- _What is asked_: Copy each line that holds "name".

- _Input data_:
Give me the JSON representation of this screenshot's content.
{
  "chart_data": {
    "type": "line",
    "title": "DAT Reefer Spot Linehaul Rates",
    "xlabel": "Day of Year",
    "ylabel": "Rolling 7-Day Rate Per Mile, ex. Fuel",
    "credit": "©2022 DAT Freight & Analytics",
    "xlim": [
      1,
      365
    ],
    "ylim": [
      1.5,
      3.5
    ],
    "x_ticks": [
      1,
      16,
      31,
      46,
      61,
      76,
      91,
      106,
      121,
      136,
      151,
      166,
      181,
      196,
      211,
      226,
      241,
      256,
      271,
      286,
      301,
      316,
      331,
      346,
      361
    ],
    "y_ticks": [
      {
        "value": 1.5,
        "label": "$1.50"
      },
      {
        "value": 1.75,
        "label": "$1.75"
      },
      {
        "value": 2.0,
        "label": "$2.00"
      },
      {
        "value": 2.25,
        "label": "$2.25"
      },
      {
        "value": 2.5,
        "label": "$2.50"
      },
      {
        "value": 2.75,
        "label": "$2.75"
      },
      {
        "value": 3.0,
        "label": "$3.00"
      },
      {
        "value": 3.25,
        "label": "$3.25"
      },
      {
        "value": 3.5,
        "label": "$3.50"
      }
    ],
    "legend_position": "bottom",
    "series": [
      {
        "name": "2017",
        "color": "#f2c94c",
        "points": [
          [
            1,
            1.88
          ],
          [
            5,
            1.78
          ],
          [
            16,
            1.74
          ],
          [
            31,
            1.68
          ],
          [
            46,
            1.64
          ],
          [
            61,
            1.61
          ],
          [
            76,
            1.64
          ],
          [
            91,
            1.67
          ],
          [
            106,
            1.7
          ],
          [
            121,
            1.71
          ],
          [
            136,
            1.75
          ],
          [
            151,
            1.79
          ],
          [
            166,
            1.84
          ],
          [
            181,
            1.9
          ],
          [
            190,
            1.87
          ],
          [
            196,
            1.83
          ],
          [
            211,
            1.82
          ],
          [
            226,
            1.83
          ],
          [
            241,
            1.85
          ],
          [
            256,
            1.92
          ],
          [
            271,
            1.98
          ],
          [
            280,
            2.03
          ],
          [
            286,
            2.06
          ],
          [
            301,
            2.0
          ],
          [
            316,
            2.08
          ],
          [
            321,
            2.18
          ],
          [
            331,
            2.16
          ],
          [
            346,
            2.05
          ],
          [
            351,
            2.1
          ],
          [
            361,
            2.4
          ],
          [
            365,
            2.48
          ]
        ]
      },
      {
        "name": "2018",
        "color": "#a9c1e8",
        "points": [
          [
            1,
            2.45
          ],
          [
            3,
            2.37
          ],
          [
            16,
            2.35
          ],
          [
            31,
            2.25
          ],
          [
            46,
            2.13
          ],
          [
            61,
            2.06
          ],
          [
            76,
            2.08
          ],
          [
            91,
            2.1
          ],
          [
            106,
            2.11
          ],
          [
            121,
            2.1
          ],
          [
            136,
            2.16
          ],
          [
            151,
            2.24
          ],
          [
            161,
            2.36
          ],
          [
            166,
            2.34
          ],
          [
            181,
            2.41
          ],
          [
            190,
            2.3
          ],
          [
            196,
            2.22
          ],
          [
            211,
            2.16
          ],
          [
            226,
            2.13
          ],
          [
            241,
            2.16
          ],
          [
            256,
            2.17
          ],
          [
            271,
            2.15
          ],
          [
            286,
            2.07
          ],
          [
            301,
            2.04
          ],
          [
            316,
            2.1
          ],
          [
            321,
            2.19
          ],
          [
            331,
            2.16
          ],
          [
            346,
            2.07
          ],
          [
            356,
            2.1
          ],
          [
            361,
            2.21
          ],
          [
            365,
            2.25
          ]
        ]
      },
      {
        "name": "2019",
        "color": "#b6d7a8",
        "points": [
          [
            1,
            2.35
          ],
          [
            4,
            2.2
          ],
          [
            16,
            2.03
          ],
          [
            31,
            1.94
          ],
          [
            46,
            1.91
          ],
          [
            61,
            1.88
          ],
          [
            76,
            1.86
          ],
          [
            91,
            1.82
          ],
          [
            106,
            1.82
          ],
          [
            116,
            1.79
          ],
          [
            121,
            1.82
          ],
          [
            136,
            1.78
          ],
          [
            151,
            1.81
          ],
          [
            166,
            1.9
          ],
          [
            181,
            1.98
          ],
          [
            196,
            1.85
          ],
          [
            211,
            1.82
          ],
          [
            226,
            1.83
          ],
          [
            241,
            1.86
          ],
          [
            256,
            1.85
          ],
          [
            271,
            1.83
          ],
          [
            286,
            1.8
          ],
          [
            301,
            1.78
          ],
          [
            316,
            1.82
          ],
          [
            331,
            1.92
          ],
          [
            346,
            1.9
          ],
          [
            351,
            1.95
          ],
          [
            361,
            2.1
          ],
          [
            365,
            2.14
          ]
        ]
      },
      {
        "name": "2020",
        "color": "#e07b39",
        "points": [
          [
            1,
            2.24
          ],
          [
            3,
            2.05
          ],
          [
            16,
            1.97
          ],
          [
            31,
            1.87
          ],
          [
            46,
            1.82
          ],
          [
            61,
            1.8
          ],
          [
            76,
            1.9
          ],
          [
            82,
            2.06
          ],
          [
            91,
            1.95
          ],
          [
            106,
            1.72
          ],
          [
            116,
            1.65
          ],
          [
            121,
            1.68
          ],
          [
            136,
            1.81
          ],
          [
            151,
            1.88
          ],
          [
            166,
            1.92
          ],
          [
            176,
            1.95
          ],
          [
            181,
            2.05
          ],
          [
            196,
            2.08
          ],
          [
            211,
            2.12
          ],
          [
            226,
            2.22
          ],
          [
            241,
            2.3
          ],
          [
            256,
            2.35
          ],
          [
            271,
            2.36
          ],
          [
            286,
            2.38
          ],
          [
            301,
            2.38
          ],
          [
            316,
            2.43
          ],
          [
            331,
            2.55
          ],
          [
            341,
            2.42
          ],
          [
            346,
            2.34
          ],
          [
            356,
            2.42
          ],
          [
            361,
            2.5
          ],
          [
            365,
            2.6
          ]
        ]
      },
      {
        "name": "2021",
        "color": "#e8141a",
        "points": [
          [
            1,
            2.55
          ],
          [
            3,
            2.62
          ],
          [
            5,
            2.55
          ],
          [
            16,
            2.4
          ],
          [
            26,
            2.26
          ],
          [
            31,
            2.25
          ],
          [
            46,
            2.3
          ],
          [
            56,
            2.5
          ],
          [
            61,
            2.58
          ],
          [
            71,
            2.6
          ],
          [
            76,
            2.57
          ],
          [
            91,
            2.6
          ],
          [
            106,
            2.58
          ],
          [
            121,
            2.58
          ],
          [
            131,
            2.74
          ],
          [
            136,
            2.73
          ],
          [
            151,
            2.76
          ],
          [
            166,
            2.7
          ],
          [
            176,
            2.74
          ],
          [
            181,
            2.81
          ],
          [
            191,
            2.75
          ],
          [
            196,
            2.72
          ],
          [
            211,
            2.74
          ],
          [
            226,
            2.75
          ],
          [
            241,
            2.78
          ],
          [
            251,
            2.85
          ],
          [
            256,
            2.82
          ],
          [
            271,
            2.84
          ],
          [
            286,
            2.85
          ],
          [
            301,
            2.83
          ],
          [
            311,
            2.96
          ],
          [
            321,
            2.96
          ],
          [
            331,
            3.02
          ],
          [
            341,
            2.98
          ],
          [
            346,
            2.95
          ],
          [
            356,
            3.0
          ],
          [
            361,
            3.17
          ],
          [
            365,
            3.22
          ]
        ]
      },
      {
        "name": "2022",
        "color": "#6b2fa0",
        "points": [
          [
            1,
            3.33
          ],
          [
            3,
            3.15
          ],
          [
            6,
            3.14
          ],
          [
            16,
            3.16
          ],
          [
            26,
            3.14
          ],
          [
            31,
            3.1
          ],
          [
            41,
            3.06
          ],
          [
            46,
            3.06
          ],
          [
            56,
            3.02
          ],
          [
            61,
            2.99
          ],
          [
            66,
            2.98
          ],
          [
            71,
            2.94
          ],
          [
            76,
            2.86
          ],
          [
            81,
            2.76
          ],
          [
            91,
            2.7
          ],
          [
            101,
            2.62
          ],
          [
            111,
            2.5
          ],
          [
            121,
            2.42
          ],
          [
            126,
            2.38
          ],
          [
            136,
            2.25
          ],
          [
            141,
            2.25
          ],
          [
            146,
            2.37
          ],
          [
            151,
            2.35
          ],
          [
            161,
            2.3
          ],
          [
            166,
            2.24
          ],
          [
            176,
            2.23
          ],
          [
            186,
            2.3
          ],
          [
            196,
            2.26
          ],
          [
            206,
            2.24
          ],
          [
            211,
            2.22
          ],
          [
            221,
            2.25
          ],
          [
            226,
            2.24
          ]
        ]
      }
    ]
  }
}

- _Output below_:
        "name": "2017",
        "name": "2018",
        "name": "2019",
        "name": "2020",
        "name": "2021",
        "name": "2022",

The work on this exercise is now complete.